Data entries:
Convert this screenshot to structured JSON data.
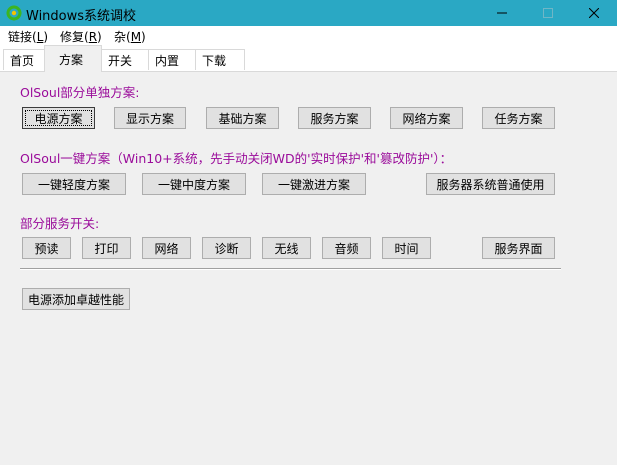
{
  "window": {
    "title": "Windows系统调校"
  },
  "menubar": {
    "items": [
      {
        "label": "链接(",
        "accel": "L",
        "tail": ")"
      },
      {
        "label": "修复(",
        "accel": "R",
        "tail": ")"
      },
      {
        "label": "杂(",
        "accel": "M",
        "tail": ")"
      }
    ]
  },
  "tabs": [
    "首页",
    "方案",
    "开关",
    "内置",
    "下载"
  ],
  "active_tab": "方案",
  "sections": {
    "single": {
      "label": "OlSoul部分单独方案:",
      "buttons": [
        "电源方案",
        "显示方案",
        "基础方案",
        "服务方案",
        "网络方案",
        "任务方案"
      ]
    },
    "onekey": {
      "label": "OlSoul一键方案（Win10+系统，先手动关闭WD的'实时保护'和'篡改防护'）：",
      "buttons": [
        "一键轻度方案",
        "一键中度方案",
        "一键激进方案",
        "服务器系统普通使用"
      ]
    },
    "services": {
      "label": "部分服务开关:",
      "buttons": [
        "预读",
        "打印",
        "网络",
        "诊断",
        "无线",
        "音频",
        "时间",
        "服务界面"
      ]
    },
    "extra": {
      "buttons": [
        "电源添加卓越性能"
      ]
    }
  },
  "colors": {
    "titlebar": "#2aa8c4",
    "section_label": "#9a0b9a",
    "button_face": "#e1e1e1"
  }
}
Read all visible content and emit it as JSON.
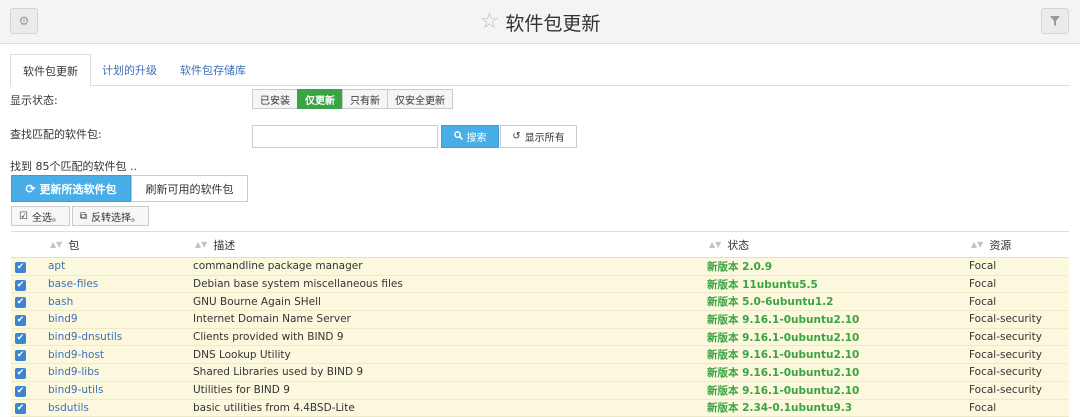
{
  "header": {
    "title": "软件包更新",
    "left_icon": "gear-icon",
    "right_icon": "filter-icon",
    "star_icon": "star-outline-icon"
  },
  "tabs": [
    {
      "label": "软件包更新",
      "active": true
    },
    {
      "label": "计划的升级",
      "active": false
    },
    {
      "label": "软件包存储库",
      "active": false
    }
  ],
  "display_status": {
    "label": "显示状态:",
    "options": [
      "已安装",
      "仅更新",
      "只有新",
      "仅安全更新"
    ],
    "selected": "仅更新"
  },
  "search": {
    "label": "查找匹配的软件包:",
    "value": "",
    "placeholder": "",
    "search_button": "搜索",
    "show_all_button": "显示所有"
  },
  "result_text": "找到 85个匹配的软件包 ..",
  "actions": {
    "update_selected": "更新所选软件包",
    "refresh_available": "刷新可用的软件包",
    "select_all": "全选。",
    "invert_selection": "反转选择。"
  },
  "table": {
    "columns": [
      "包",
      "描述",
      "状态",
      "资源"
    ],
    "rows": [
      {
        "package": "apt",
        "description": "commandline package manager",
        "status": "新版本 2.0.9",
        "source": "Focal",
        "checked": true
      },
      {
        "package": "base-files",
        "description": "Debian base system miscellaneous files",
        "status": "新版本 11ubuntu5.5",
        "source": "Focal",
        "checked": true
      },
      {
        "package": "bash",
        "description": "GNU Bourne Again SHell",
        "status": "新版本 5.0-6ubuntu1.2",
        "source": "Focal",
        "checked": true
      },
      {
        "package": "bind9",
        "description": "Internet Domain Name Server",
        "status": "新版本 9.16.1-0ubuntu2.10",
        "source": "Focal-security",
        "checked": true
      },
      {
        "package": "bind9-dnsutils",
        "description": "Clients provided with BIND 9",
        "status": "新版本 9.16.1-0ubuntu2.10",
        "source": "Focal-security",
        "checked": true
      },
      {
        "package": "bind9-host",
        "description": "DNS Lookup Utility",
        "status": "新版本 9.16.1-0ubuntu2.10",
        "source": "Focal-security",
        "checked": true
      },
      {
        "package": "bind9-libs",
        "description": "Shared Libraries used by BIND 9",
        "status": "新版本 9.16.1-0ubuntu2.10",
        "source": "Focal-security",
        "checked": true
      },
      {
        "package": "bind9-utils",
        "description": "Utilities for BIND 9",
        "status": "新版本 9.16.1-0ubuntu2.10",
        "source": "Focal-security",
        "checked": true
      },
      {
        "package": "bsdutils",
        "description": "basic utilities from 4.4BSD-Lite",
        "status": "新版本 2.34-0.1ubuntu9.3",
        "source": "Focal",
        "checked": true
      }
    ]
  },
  "colors": {
    "accent_blue": "#49aee8",
    "active_green": "#3aa343",
    "row_highlight": "#fcf8dd",
    "link_blue": "#3b6fb6"
  }
}
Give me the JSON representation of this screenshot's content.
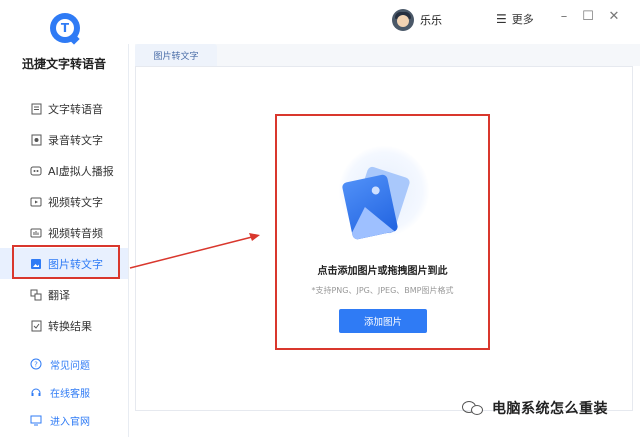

Task:
Reproduce the records verbatim, omitting all images they contain.

Complete answer:
Convert this screenshot to structured JSON data.
{
  "window": {
    "title": "Windows系统调校"
  },
  "menubar": {
    "items": [
      {
        "label": "链接(",
        "accel": "L",
        "tail": ")"
      },
      {
        "label": "修复(",
        "accel": "R",
        "tail": ")"
      },
      {
        "label": "杂(",
        "accel": "M",
        "tail": ")"
      }
    ]
  },
  "tabs": [
    "首页",
    "方案",
    "开关",
    "内置",
    "下载"
  ],
  "active_tab": "方案",
  "sections": {
    "single": {
      "label": "OlSoul部分单独方案:",
      "buttons": [
        "电源方案",
        "显示方案",
        "基础方案",
        "服务方案",
        "网络方案",
        "任务方案"
      ]
    },
    "onekey": {
      "label": "OlSoul一键方案（Win10+系统，先手动关闭WD的'实时保护'和'篡改防护'）：",
      "buttons": [
        "一键轻度方案",
        "一键中度方案",
        "一键激进方案",
        "服务器系统普通使用"
      ]
    },
    "services": {
      "label": "部分服务开关:",
      "buttons": [
        "预读",
        "打印",
        "网络",
        "诊断",
        "无线",
        "音频",
        "时间",
        "服务界面"
      ]
    },
    "extra": {
      "buttons": [
        "电源添加卓越性能"
      ]
    }
  },
  "colors": {
    "titlebar": "#2aa8c4",
    "section_label": "#9a0b9a",
    "button_face": "#e1e1e1"
  }
}
Read all visible content and emit it as JSON.
{
  "header": {
    "title": "软件包更新",
    "left_icon": "gear-icon",
    "right_icon": "filter-icon",
    "star_icon": "star-outline-icon"
  },
  "tabs": [
    {
      "label": "软件包更新",
      "active": true
    },
    {
      "label": "计划的升级",
      "active": false
    },
    {
      "label": "软件包存储库",
      "active": false
    }
  ],
  "display_status": {
    "label": "显示状态:",
    "options": [
      "已安装",
      "仅更新",
      "只有新",
      "仅安全更新"
    ],
    "selected": "仅更新"
  },
  "search": {
    "label": "查找匹配的软件包:",
    "value": "",
    "placeholder": "",
    "search_button": "搜索",
    "show_all_button": "显示所有"
  },
  "result_text": "找到 85个匹配的软件包 ..",
  "actions": {
    "update_selected": "更新所选软件包",
    "refresh_available": "刷新可用的软件包",
    "select_all": "全选。",
    "invert_selection": "反转选择。"
  },
  "table": {
    "columns": [
      "包",
      "描述",
      "状态",
      "资源"
    ],
    "rows": [
      {
        "package": "apt",
        "description": "commandline package manager",
        "status": "新版本 2.0.9",
        "source": "Focal",
        "checked": true
      },
      {
        "package": "base-files",
        "description": "Debian base system miscellaneous files",
        "status": "新版本 11ubuntu5.5",
        "source": "Focal",
        "checked": true
      },
      {
        "package": "bash",
        "description": "GNU Bourne Again SHell",
        "status": "新版本 5.0-6ubuntu1.2",
        "source": "Focal",
        "checked": true
      },
      {
        "package": "bind9",
        "description": "Internet Domain Name Server",
        "status": "新版本 9.16.1-0ubuntu2.10",
        "source": "Focal-security",
        "checked": true
      },
      {
        "package": "bind9-dnsutils",
        "description": "Clients provided with BIND 9",
        "status": "新版本 9.16.1-0ubuntu2.10",
        "source": "Focal-security",
        "checked": true
      },
      {
        "package": "bind9-host",
        "description": "DNS Lookup Utility",
        "status": "新版本 9.16.1-0ubuntu2.10",
        "source": "Focal-security",
        "checked": true
      },
      {
        "package": "bind9-libs",
        "description": "Shared Libraries used by BIND 9",
        "status": "新版本 9.16.1-0ubuntu2.10",
        "source": "Focal-security",
        "checked": true
      },
      {
        "package": "bind9-utils",
        "description": "Utilities for BIND 9",
        "status": "新版本 9.16.1-0ubuntu2.10",
        "source": "Focal-security",
        "checked": true
      },
      {
        "package": "bsdutils",
        "description": "basic utilities from 4.4BSD-Lite",
        "status": "新版本 2.34-0.1ubuntu9.3",
        "source": "Focal",
        "checked": true
      }
    ]
  },
  "colors": {
    "accent_blue": "#49aee8",
    "active_green": "#3aa343",
    "row_highlight": "#fcf8dd",
    "link_blue": "#3b6fb6"
  }
}
Give me the JSON representation of this screenshot's content.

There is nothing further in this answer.